**TASK DETAILS:** Please duplicate, without any change, the stretch of lines from the very first one through the line that contains "583, 309, 608]", with both ends included.

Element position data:
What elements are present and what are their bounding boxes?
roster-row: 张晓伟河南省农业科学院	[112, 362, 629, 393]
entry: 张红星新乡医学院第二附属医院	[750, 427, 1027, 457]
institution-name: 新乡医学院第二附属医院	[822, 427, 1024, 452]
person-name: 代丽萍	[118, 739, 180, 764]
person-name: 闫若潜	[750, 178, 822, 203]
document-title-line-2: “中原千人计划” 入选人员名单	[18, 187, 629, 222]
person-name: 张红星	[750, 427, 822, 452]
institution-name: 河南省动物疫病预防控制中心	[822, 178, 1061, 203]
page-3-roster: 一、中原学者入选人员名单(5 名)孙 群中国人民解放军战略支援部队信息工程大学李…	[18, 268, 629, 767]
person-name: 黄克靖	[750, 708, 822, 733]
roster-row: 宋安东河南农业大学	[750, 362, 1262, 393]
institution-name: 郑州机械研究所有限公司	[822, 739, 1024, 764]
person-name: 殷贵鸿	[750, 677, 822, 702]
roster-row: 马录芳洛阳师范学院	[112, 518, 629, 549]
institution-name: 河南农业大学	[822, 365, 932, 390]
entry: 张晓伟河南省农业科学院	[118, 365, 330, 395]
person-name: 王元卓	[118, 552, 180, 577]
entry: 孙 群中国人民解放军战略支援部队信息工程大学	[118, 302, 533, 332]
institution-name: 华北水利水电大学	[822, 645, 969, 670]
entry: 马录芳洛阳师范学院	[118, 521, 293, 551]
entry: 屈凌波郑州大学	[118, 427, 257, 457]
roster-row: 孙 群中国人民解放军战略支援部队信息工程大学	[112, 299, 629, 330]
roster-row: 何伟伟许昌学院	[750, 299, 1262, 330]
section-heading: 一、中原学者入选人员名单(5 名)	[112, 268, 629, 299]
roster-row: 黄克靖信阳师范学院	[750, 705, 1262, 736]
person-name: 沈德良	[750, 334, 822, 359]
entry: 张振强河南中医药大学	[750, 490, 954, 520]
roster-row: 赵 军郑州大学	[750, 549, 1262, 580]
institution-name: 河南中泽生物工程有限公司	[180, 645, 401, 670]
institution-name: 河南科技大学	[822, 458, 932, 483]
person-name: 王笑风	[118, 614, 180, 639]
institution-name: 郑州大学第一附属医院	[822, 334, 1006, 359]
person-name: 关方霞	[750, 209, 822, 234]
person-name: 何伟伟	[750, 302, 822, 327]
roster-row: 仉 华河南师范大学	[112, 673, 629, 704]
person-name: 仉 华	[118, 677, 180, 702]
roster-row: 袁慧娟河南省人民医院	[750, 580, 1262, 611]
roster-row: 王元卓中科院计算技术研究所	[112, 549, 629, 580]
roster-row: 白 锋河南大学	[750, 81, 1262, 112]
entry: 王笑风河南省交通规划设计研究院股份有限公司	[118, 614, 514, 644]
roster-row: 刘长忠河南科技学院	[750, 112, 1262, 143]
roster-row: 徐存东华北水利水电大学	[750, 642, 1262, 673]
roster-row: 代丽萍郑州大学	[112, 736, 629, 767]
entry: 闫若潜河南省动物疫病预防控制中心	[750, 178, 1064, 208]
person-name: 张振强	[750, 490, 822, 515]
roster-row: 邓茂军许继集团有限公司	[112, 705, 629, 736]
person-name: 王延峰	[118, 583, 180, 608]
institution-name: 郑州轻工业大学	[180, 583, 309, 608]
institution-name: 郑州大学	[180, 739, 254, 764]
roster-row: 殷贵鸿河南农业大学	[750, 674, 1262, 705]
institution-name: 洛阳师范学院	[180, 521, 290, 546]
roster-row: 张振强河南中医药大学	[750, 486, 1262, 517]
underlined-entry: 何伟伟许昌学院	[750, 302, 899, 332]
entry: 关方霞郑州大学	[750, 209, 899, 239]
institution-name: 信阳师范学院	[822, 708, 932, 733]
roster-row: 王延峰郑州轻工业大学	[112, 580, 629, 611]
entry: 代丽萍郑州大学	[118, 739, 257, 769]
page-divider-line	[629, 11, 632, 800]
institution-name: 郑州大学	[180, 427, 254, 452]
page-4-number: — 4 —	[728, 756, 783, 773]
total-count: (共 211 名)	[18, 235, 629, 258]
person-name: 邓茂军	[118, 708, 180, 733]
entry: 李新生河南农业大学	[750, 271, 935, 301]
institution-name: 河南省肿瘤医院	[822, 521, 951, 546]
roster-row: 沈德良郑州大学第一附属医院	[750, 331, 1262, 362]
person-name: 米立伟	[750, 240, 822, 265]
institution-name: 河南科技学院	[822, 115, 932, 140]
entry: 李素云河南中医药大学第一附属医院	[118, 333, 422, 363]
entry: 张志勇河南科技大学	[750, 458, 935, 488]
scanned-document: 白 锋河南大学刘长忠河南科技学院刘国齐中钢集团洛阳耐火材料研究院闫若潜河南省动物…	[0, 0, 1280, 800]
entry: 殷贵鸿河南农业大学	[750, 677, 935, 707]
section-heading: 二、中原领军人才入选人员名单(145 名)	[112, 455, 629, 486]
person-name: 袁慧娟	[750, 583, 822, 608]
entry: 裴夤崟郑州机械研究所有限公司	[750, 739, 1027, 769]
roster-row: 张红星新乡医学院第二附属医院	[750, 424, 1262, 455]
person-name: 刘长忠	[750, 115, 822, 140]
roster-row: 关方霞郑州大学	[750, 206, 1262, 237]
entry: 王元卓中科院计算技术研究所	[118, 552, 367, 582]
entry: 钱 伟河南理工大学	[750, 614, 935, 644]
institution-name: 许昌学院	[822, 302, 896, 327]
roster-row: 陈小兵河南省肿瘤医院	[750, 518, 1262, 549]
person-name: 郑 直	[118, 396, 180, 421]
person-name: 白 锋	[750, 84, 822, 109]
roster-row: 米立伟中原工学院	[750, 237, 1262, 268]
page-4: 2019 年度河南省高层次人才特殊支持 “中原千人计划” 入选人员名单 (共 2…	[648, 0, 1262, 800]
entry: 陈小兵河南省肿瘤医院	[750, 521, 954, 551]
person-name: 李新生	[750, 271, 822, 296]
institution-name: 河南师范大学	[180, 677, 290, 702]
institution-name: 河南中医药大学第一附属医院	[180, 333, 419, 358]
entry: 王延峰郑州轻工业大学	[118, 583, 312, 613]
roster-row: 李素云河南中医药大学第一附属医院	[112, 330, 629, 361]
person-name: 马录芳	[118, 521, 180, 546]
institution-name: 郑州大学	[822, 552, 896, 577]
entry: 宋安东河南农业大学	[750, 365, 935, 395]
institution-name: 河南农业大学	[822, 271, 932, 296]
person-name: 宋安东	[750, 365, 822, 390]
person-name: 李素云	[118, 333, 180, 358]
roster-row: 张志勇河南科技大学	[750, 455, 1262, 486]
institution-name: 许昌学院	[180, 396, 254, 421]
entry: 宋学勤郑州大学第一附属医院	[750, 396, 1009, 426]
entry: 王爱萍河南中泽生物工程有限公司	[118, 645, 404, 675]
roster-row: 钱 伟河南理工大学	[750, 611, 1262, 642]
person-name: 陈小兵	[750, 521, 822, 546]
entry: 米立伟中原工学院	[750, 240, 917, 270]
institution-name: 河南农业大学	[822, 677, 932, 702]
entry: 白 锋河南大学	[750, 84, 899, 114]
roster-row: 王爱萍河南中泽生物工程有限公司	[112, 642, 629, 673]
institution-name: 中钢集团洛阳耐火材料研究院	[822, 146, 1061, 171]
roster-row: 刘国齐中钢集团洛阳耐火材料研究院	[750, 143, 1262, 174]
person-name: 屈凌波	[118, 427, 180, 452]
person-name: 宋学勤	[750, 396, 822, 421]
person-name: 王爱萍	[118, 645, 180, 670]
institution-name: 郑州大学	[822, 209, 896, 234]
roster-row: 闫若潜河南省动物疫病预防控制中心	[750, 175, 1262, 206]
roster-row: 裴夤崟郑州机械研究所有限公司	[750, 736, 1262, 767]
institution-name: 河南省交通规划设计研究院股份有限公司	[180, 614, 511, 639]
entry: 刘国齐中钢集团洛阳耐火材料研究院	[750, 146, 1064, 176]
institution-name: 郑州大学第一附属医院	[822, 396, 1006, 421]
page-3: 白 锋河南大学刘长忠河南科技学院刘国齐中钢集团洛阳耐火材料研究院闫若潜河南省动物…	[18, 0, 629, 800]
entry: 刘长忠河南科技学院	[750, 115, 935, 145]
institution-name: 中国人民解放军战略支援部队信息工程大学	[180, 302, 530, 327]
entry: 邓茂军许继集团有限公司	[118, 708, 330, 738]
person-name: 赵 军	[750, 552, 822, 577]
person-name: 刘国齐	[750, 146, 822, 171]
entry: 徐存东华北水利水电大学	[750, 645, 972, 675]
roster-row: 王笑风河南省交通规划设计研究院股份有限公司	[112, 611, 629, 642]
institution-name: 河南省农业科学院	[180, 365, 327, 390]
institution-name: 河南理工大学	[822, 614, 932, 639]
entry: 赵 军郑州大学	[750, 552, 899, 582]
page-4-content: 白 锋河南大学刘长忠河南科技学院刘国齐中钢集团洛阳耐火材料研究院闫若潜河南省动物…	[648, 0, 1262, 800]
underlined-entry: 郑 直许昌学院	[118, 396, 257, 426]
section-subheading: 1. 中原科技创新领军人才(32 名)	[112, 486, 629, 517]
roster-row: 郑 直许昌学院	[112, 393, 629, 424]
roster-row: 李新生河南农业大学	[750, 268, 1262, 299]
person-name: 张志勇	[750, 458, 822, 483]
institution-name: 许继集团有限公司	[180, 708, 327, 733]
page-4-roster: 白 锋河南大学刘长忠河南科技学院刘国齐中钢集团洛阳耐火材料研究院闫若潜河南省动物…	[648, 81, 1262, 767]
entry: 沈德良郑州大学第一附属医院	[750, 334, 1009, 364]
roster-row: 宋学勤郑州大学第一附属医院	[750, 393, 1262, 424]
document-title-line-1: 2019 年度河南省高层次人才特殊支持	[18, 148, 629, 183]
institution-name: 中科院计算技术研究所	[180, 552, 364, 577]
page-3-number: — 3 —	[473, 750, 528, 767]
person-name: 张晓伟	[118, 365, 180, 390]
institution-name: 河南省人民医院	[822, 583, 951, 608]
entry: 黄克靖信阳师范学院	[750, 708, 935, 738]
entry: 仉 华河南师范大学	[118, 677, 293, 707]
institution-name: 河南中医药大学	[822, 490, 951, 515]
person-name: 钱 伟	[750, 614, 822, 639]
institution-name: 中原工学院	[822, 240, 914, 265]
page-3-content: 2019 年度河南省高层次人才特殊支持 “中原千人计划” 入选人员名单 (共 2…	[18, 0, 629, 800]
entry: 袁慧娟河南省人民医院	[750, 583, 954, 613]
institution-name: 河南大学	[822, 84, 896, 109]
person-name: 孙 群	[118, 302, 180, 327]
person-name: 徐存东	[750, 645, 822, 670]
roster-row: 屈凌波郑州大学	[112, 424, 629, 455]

**RESPONSE TO THE EXERCISE:**
What elements are present and what are their bounding boxes?
roster-row: 张晓伟河南省农业科学院	[112, 362, 629, 393]
entry: 张红星新乡医学院第二附属医院	[750, 427, 1027, 457]
institution-name: 新乡医学院第二附属医院	[822, 427, 1024, 452]
person-name: 代丽萍	[118, 739, 180, 764]
person-name: 闫若潜	[750, 178, 822, 203]
document-title-line-2: “中原千人计划” 入选人员名单	[18, 187, 629, 222]
person-name: 张红星	[750, 427, 822, 452]
institution-name: 河南省动物疫病预防控制中心	[822, 178, 1061, 203]
page-3-roster: 一、中原学者入选人员名单(5 名)孙 群中国人民解放军战略支援部队信息工程大学李…	[18, 268, 629, 767]
person-name: 黄克靖	[750, 708, 822, 733]
roster-row: 宋安东河南农业大学	[750, 362, 1262, 393]
institution-name: 郑州机械研究所有限公司	[822, 739, 1024, 764]
person-name: 殷贵鸿	[750, 677, 822, 702]
roster-row: 马录芳洛阳师范学院	[112, 518, 629, 549]
institution-name: 河南农业大学	[822, 365, 932, 390]
entry: 张晓伟河南省农业科学院	[118, 365, 330, 395]
person-name: 王元卓	[118, 552, 180, 577]
entry: 孙 群中国人民解放军战略支援部队信息工程大学	[118, 302, 533, 332]
institution-name: 华北水利水电大学	[822, 645, 969, 670]
entry: 马录芳洛阳师范学院	[118, 521, 293, 551]
entry: 屈凌波郑州大学	[118, 427, 257, 457]
roster-row: 孙 群中国人民解放军战略支援部队信息工程大学	[112, 299, 629, 330]
roster-row: 何伟伟许昌学院	[750, 299, 1262, 330]
section-heading: 一、中原学者入选人员名单(5 名)	[112, 268, 629, 299]
roster-row: 黄克靖信阳师范学院	[750, 705, 1262, 736]
person-name: 沈德良	[750, 334, 822, 359]
entry: 张振强河南中医药大学	[750, 490, 954, 520]
roster-row: 赵 军郑州大学	[750, 549, 1262, 580]
institution-name: 河南中泽生物工程有限公司	[180, 645, 401, 670]
institution-name: 河南科技大学	[822, 458, 932, 483]
person-name: 王笑风	[118, 614, 180, 639]
institution-name: 郑州大学第一附属医院	[822, 334, 1006, 359]
person-name: 关方霞	[750, 209, 822, 234]
person-name: 何伟伟	[750, 302, 822, 327]
roster-row: 仉 华河南师范大学	[112, 673, 629, 704]
person-name: 仉 华	[118, 677, 180, 702]
roster-row: 袁慧娟河南省人民医院	[750, 580, 1262, 611]
roster-row: 王元卓中科院计算技术研究所	[112, 549, 629, 580]
roster-row: 白 锋河南大学	[750, 81, 1262, 112]
entry: 王笑风河南省交通规划设计研究院股份有限公司	[118, 614, 514, 644]
roster-row: 刘长忠河南科技学院	[750, 112, 1262, 143]
roster-row: 徐存东华北水利水电大学	[750, 642, 1262, 673]
roster-row: 代丽萍郑州大学	[112, 736, 629, 767]
entry: 闫若潜河南省动物疫病预防控制中心	[750, 178, 1064, 208]
person-name: 张振强	[750, 490, 822, 515]
roster-row: 邓茂军许继集团有限公司	[112, 705, 629, 736]
person-name: 王延峰	[118, 583, 180, 608]
institution-name: 郑州轻工业大学	[180, 583, 309, 608]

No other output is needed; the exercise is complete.